(Instructions to follow) Without the images, write out all of the following entries exactly.

(The records)
☆ ☆ ☆ ☆

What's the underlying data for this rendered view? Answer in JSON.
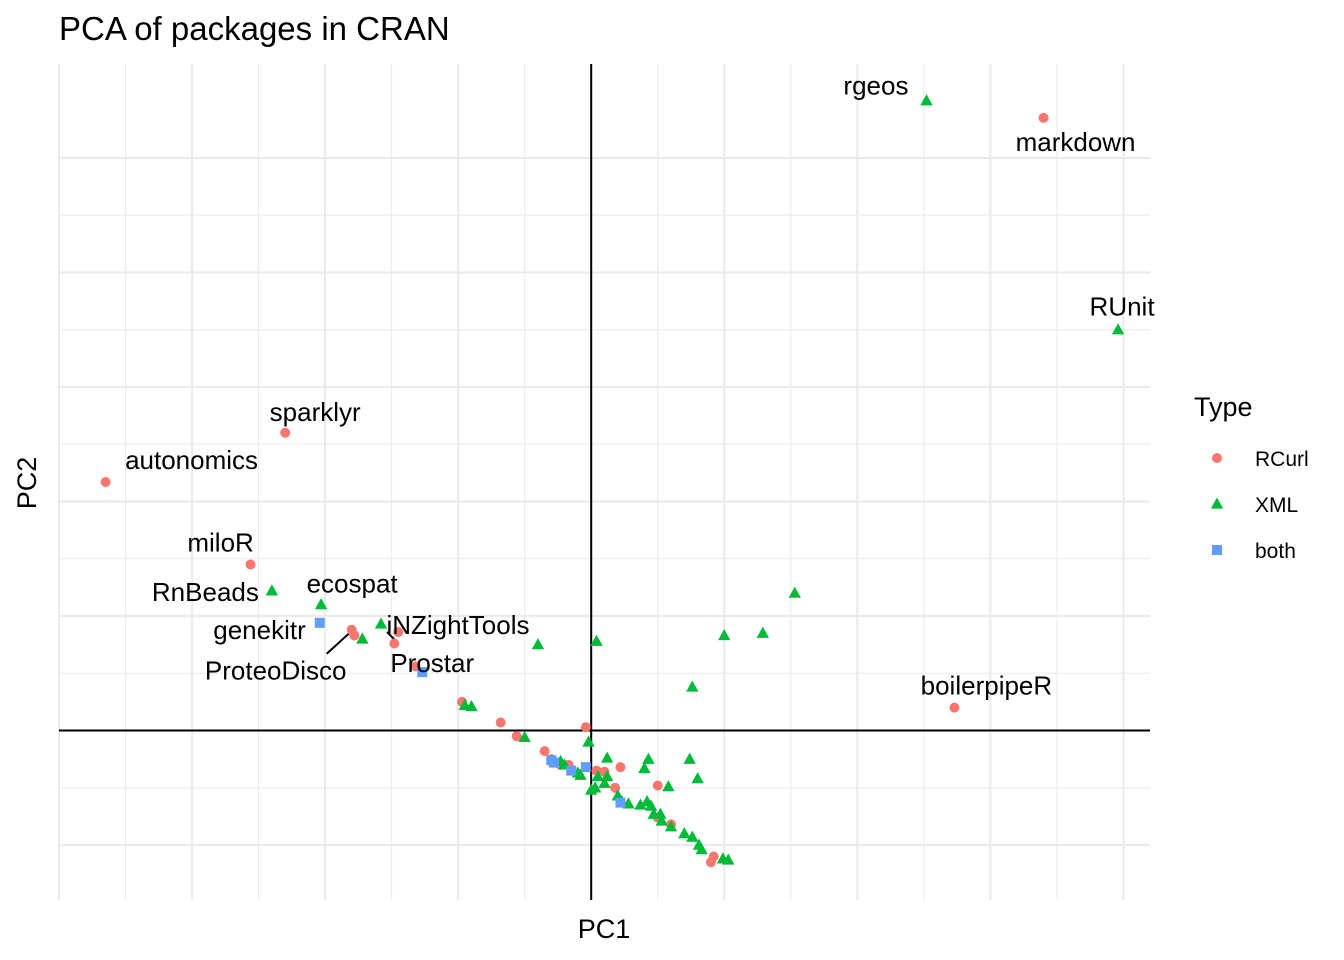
{
  "chart_data": {
    "type": "scatter",
    "title": "PCA of packages in CRAN",
    "xlabel": "PC1",
    "ylabel": "PC2",
    "xlim": [
      -4.0,
      4.2
    ],
    "ylim": [
      -1.48,
      5.82
    ],
    "grid": true,
    "axis_tick_labels_shown": false,
    "reference_lines": {
      "x": 0,
      "y": 0
    },
    "legend": {
      "title": "Type",
      "placement": "right",
      "entries": [
        {
          "name": "RCurl",
          "shape": "circle",
          "color": "#F8766D"
        },
        {
          "name": "XML",
          "shape": "triangle",
          "color": "#00BA38"
        },
        {
          "name": "both",
          "shape": "square",
          "color": "#619CFF"
        }
      ]
    },
    "series": [
      {
        "name": "RCurl",
        "color": "#F8766D",
        "shape": "circle",
        "points": [
          {
            "x": 3.4,
            "y": 5.35,
            "label": "markdown"
          },
          {
            "x": 2.73,
            "y": 0.2,
            "label": "boilerpipeR"
          },
          {
            "x": -2.3,
            "y": 2.6,
            "label": "sparklyr"
          },
          {
            "x": -3.65,
            "y": 2.17,
            "label": "autonomics"
          },
          {
            "x": -2.56,
            "y": 1.45,
            "label": "miloR"
          },
          {
            "x": -1.8,
            "y": 0.88,
            "label": "ProteoDisco"
          },
          {
            "x": -1.78,
            "y": 0.83
          },
          {
            "x": -1.45,
            "y": 0.86
          },
          {
            "x": -1.48,
            "y": 0.76
          },
          {
            "x": -1.32,
            "y": 0.56
          },
          {
            "x": -0.97,
            "y": 0.25
          },
          {
            "x": -0.68,
            "y": 0.07
          },
          {
            "x": -0.56,
            "y": -0.05
          },
          {
            "x": -0.35,
            "y": -0.18
          },
          {
            "x": -0.3,
            "y": -0.25
          },
          {
            "x": -0.27,
            "y": -0.28
          },
          {
            "x": -0.23,
            "y": -0.3
          },
          {
            "x": -0.17,
            "y": -0.3
          },
          {
            "x": -0.04,
            "y": 0.03
          },
          {
            "x": 0.04,
            "y": -0.35
          },
          {
            "x": 0.1,
            "y": -0.36
          },
          {
            "x": 0.22,
            "y": -0.32
          },
          {
            "x": 0.18,
            "y": -0.5
          },
          {
            "x": 0.5,
            "y": -0.48
          },
          {
            "x": 0.5,
            "y": -0.76
          },
          {
            "x": 0.6,
            "y": -0.82
          },
          {
            "x": 0.9,
            "y": -1.15
          },
          {
            "x": 0.92,
            "y": -1.1
          }
        ]
      },
      {
        "name": "XML",
        "color": "#00BA38",
        "shape": "triangle",
        "points": [
          {
            "x": 2.52,
            "y": 5.5,
            "label": "rgeos"
          },
          {
            "x": 3.96,
            "y": 3.5,
            "label": "RUnit"
          },
          {
            "x": -2.4,
            "y": 1.22,
            "label": "RnBeads"
          },
          {
            "x": -2.03,
            "y": 1.1,
            "label": "ecospat"
          },
          {
            "x": -1.58,
            "y": 0.93,
            "label": "iNZightTools"
          },
          {
            "x": -1.72,
            "y": 0.8
          },
          {
            "x": -0.4,
            "y": 0.75
          },
          {
            "x": 0.04,
            "y": 0.78
          },
          {
            "x": 1.0,
            "y": 0.83
          },
          {
            "x": 1.29,
            "y": 0.85
          },
          {
            "x": 1.53,
            "y": 1.2
          },
          {
            "x": 0.76,
            "y": 0.38
          },
          {
            "x": -0.95,
            "y": 0.22
          },
          {
            "x": -0.9,
            "y": 0.21
          },
          {
            "x": -0.5,
            "y": -0.06
          },
          {
            "x": -0.02,
            "y": -0.1
          },
          {
            "x": -0.23,
            "y": -0.27
          },
          {
            "x": -0.2,
            "y": -0.3
          },
          {
            "x": -0.1,
            "y": -0.37
          },
          {
            "x": -0.08,
            "y": -0.39
          },
          {
            "x": 0.05,
            "y": -0.4
          },
          {
            "x": 0.12,
            "y": -0.24
          },
          {
            "x": 0.12,
            "y": -0.4
          },
          {
            "x": 0.1,
            "y": -0.46
          },
          {
            "x": 0.03,
            "y": -0.5
          },
          {
            "x": 0.0,
            "y": -0.52
          },
          {
            "x": 0.2,
            "y": -0.57
          },
          {
            "x": 0.23,
            "y": -0.62
          },
          {
            "x": 0.28,
            "y": -0.64
          },
          {
            "x": 0.37,
            "y": -0.65
          },
          {
            "x": 0.4,
            "y": -0.33
          },
          {
            "x": 0.43,
            "y": -0.25
          },
          {
            "x": 0.42,
            "y": -0.62
          },
          {
            "x": 0.45,
            "y": -0.66
          },
          {
            "x": 0.47,
            "y": -0.73
          },
          {
            "x": 0.52,
            "y": -0.73
          },
          {
            "x": 0.53,
            "y": -0.79
          },
          {
            "x": 0.58,
            "y": -0.49
          },
          {
            "x": 0.6,
            "y": -0.84
          },
          {
            "x": 0.7,
            "y": -0.9
          },
          {
            "x": 0.74,
            "y": -0.25
          },
          {
            "x": 0.76,
            "y": -0.93
          },
          {
            "x": 0.8,
            "y": -0.42
          },
          {
            "x": 0.81,
            "y": -1.0
          },
          {
            "x": 0.83,
            "y": -1.04
          },
          {
            "x": 0.99,
            "y": -1.12
          },
          {
            "x": 1.03,
            "y": -1.13
          }
        ]
      },
      {
        "name": "both",
        "color": "#619CFF",
        "shape": "square",
        "points": [
          {
            "x": -2.04,
            "y": 0.94,
            "label": "genekitr"
          },
          {
            "x": -1.27,
            "y": 0.51,
            "label": "Prostar"
          },
          {
            "x": -0.3,
            "y": -0.26
          },
          {
            "x": -0.28,
            "y": -0.28
          },
          {
            "x": -0.15,
            "y": -0.35
          },
          {
            "x": -0.04,
            "y": -0.32
          },
          {
            "x": 0.22,
            "y": -0.63
          }
        ]
      }
    ],
    "annotations": [
      {
        "text": "rgeos"
      },
      {
        "text": "markdown"
      },
      {
        "text": "RUnit"
      },
      {
        "text": "sparklyr"
      },
      {
        "text": "autonomics"
      },
      {
        "text": "miloR"
      },
      {
        "text": "RnBeads"
      },
      {
        "text": "ecospat"
      },
      {
        "text": "iNZightTools"
      },
      {
        "text": "genekitr"
      },
      {
        "text": "ProteoDisco"
      },
      {
        "text": "Prostar"
      },
      {
        "text": "boilerpipeR"
      }
    ]
  }
}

☆ ☆ ☆ ☆

(Reply)
What's the underlying data for this rendered view? Answer in JSON.
{
  "chart_data": {
    "type": "scatter",
    "title": "PCA of packages in CRAN",
    "xlabel": "PC1",
    "ylabel": "PC2",
    "xlim": [
      -4.0,
      4.2
    ],
    "ylim": [
      -1.48,
      5.82
    ],
    "grid": true,
    "axis_tick_labels_shown": false,
    "reference_lines": {
      "x": 0,
      "y": 0
    },
    "legend": {
      "title": "Type",
      "placement": "right",
      "entries": [
        {
          "name": "RCurl",
          "shape": "circle",
          "color": "#F8766D"
        },
        {
          "name": "XML",
          "shape": "triangle",
          "color": "#00BA38"
        },
        {
          "name": "both",
          "shape": "square",
          "color": "#619CFF"
        }
      ]
    },
    "series": [
      {
        "name": "RCurl",
        "color": "#F8766D",
        "shape": "circle",
        "points": [
          {
            "x": 3.4,
            "y": 5.35,
            "label": "markdown"
          },
          {
            "x": 2.73,
            "y": 0.2,
            "label": "boilerpipeR"
          },
          {
            "x": -2.3,
            "y": 2.6,
            "label": "sparklyr"
          },
          {
            "x": -3.65,
            "y": 2.17,
            "label": "autonomics"
          },
          {
            "x": -2.56,
            "y": 1.45,
            "label": "miloR"
          },
          {
            "x": -1.8,
            "y": 0.88,
            "label": "ProteoDisco"
          },
          {
            "x": -1.78,
            "y": 0.83
          },
          {
            "x": -1.45,
            "y": 0.86
          },
          {
            "x": -1.48,
            "y": 0.76
          },
          {
            "x": -1.32,
            "y": 0.56
          },
          {
            "x": -0.97,
            "y": 0.25
          },
          {
            "x": -0.68,
            "y": 0.07
          },
          {
            "x": -0.56,
            "y": -0.05
          },
          {
            "x": -0.35,
            "y": -0.18
          },
          {
            "x": -0.3,
            "y": -0.25
          },
          {
            "x": -0.27,
            "y": -0.28
          },
          {
            "x": -0.23,
            "y": -0.3
          },
          {
            "x": -0.17,
            "y": -0.3
          },
          {
            "x": -0.04,
            "y": 0.03
          },
          {
            "x": 0.04,
            "y": -0.35
          },
          {
            "x": 0.1,
            "y": -0.36
          },
          {
            "x": 0.22,
            "y": -0.32
          },
          {
            "x": 0.18,
            "y": -0.5
          },
          {
            "x": 0.5,
            "y": -0.48
          },
          {
            "x": 0.5,
            "y": -0.76
          },
          {
            "x": 0.6,
            "y": -0.82
          },
          {
            "x": 0.9,
            "y": -1.15
          },
          {
            "x": 0.92,
            "y": -1.1
          }
        ]
      },
      {
        "name": "XML",
        "color": "#00BA38",
        "shape": "triangle",
        "points": [
          {
            "x": 2.52,
            "y": 5.5,
            "label": "rgeos"
          },
          {
            "x": 3.96,
            "y": 3.5,
            "label": "RUnit"
          },
          {
            "x": -2.4,
            "y": 1.22,
            "label": "RnBeads"
          },
          {
            "x": -2.03,
            "y": 1.1,
            "label": "ecospat"
          },
          {
            "x": -1.58,
            "y": 0.93,
            "label": "iNZightTools"
          },
          {
            "x": -1.72,
            "y": 0.8
          },
          {
            "x": -0.4,
            "y": 0.75
          },
          {
            "x": 0.04,
            "y": 0.78
          },
          {
            "x": 1.0,
            "y": 0.83
          },
          {
            "x": 1.29,
            "y": 0.85
          },
          {
            "x": 1.53,
            "y": 1.2
          },
          {
            "x": 0.76,
            "y": 0.38
          },
          {
            "x": -0.95,
            "y": 0.22
          },
          {
            "x": -0.9,
            "y": 0.21
          },
          {
            "x": -0.5,
            "y": -0.06
          },
          {
            "x": -0.02,
            "y": -0.1
          },
          {
            "x": -0.23,
            "y": -0.27
          },
          {
            "x": -0.2,
            "y": -0.3
          },
          {
            "x": -0.1,
            "y": -0.37
          },
          {
            "x": -0.08,
            "y": -0.39
          },
          {
            "x": 0.05,
            "y": -0.4
          },
          {
            "x": 0.12,
            "y": -0.24
          },
          {
            "x": 0.12,
            "y": -0.4
          },
          {
            "x": 0.1,
            "y": -0.46
          },
          {
            "x": 0.03,
            "y": -0.5
          },
          {
            "x": 0.0,
            "y": -0.52
          },
          {
            "x": 0.2,
            "y": -0.57
          },
          {
            "x": 0.23,
            "y": -0.62
          },
          {
            "x": 0.28,
            "y": -0.64
          },
          {
            "x": 0.37,
            "y": -0.65
          },
          {
            "x": 0.4,
            "y": -0.33
          },
          {
            "x": 0.43,
            "y": -0.25
          },
          {
            "x": 0.42,
            "y": -0.62
          },
          {
            "x": 0.45,
            "y": -0.66
          },
          {
            "x": 0.47,
            "y": -0.73
          },
          {
            "x": 0.52,
            "y": -0.73
          },
          {
            "x": 0.53,
            "y": -0.79
          },
          {
            "x": 0.58,
            "y": -0.49
          },
          {
            "x": 0.6,
            "y": -0.84
          },
          {
            "x": 0.7,
            "y": -0.9
          },
          {
            "x": 0.74,
            "y": -0.25
          },
          {
            "x": 0.76,
            "y": -0.93
          },
          {
            "x": 0.8,
            "y": -0.42
          },
          {
            "x": 0.81,
            "y": -1.0
          },
          {
            "x": 0.83,
            "y": -1.04
          },
          {
            "x": 0.99,
            "y": -1.12
          },
          {
            "x": 1.03,
            "y": -1.13
          }
        ]
      },
      {
        "name": "both",
        "color": "#619CFF",
        "shape": "square",
        "points": [
          {
            "x": -2.04,
            "y": 0.94,
            "label": "genekitr"
          },
          {
            "x": -1.27,
            "y": 0.51,
            "label": "Prostar"
          },
          {
            "x": -0.3,
            "y": -0.26
          },
          {
            "x": -0.28,
            "y": -0.28
          },
          {
            "x": -0.15,
            "y": -0.35
          },
          {
            "x": -0.04,
            "y": -0.32
          },
          {
            "x": 0.22,
            "y": -0.63
          }
        ]
      }
    ],
    "annotations": [
      {
        "text": "rgeos"
      },
      {
        "text": "markdown"
      },
      {
        "text": "RUnit"
      },
      {
        "text": "sparklyr"
      },
      {
        "text": "autonomics"
      },
      {
        "text": "miloR"
      },
      {
        "text": "RnBeads"
      },
      {
        "text": "ecospat"
      },
      {
        "text": "iNZightTools"
      },
      {
        "text": "genekitr"
      },
      {
        "text": "ProteoDisco"
      },
      {
        "text": "Prostar"
      },
      {
        "text": "boilerpipeR"
      }
    ]
  }
}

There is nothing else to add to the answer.